[Dataset rows]
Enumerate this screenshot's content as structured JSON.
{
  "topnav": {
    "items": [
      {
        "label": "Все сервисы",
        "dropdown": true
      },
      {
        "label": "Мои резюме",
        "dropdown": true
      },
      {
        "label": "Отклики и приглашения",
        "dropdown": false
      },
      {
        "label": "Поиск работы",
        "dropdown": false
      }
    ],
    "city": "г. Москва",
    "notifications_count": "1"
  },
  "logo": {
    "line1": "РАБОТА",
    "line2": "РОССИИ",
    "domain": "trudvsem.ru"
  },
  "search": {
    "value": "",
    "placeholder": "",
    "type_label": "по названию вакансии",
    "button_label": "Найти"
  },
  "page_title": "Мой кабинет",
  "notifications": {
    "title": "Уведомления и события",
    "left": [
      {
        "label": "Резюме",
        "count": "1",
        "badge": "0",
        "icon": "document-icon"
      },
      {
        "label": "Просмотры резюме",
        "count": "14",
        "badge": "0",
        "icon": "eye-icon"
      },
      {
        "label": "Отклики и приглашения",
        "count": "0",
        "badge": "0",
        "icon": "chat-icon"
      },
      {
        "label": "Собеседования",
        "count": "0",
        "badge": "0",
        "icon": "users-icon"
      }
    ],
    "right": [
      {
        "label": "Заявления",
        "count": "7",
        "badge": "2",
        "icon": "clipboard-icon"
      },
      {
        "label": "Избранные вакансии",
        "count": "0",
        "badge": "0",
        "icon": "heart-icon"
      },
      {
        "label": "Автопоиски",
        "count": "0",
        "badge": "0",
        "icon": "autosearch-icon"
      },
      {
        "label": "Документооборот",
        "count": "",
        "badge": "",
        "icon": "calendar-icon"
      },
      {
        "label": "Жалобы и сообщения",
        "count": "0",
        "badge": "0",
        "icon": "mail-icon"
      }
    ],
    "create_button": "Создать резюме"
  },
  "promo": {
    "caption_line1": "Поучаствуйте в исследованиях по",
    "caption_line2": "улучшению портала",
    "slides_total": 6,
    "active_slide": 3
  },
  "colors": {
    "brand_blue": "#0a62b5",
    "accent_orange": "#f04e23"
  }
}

Set task: Without omitting anything, output the entries exactly.

Exercise response:
Enumerate this screenshot's content as structured JSON.
{
  "topnav": {
    "items": [
      {
        "label": "Все сервисы",
        "dropdown": true
      },
      {
        "label": "Мои резюме",
        "dropdown": true
      },
      {
        "label": "Отклики и приглашения",
        "dropdown": false
      },
      {
        "label": "Поиск работы",
        "dropdown": false
      }
    ],
    "city": "г. Москва",
    "notifications_count": "1"
  },
  "logo": {
    "line1": "РАБОТА",
    "line2": "РОССИИ",
    "domain": "trudvsem.ru"
  },
  "search": {
    "value": "",
    "placeholder": "",
    "type_label": "по названию вакансии",
    "button_label": "Найти"
  },
  "page_title": "Мой кабинет",
  "notifications": {
    "title": "Уведомления и события",
    "left": [
      {
        "label": "Резюме",
        "count": "1",
        "badge": "0",
        "icon": "document-icon"
      },
      {
        "label": "Просмотры резюме",
        "count": "14",
        "badge": "0",
        "icon": "eye-icon"
      },
      {
        "label": "Отклики и приглашения",
        "count": "0",
        "badge": "0",
        "icon": "chat-icon"
      },
      {
        "label": "Собеседования",
        "count": "0",
        "badge": "0",
        "icon": "users-icon"
      }
    ],
    "right": [
      {
        "label": "Заявления",
        "count": "7",
        "badge": "2",
        "icon": "clipboard-icon"
      },
      {
        "label": "Избранные вакансии",
        "count": "0",
        "badge": "0",
        "icon": "heart-icon"
      },
      {
        "label": "Автопоиски",
        "count": "0",
        "badge": "0",
        "icon": "autosearch-icon"
      },
      {
        "label": "Документооборот",
        "count": "",
        "badge": "",
        "icon": "calendar-icon"
      },
      {
        "label": "Жалобы и сообщения",
        "count": "0",
        "badge": "0",
        "icon": "mail-icon"
      }
    ],
    "create_button": "Создать резюме"
  },
  "promo": {
    "caption_line1": "Поучаствуйте в исследованиях по",
    "caption_line2": "улучшению портала",
    "slides_total": 6,
    "active_slide": 3
  },
  "colors": {
    "brand_blue": "#0a62b5",
    "accent_orange": "#f04e23"
  }
}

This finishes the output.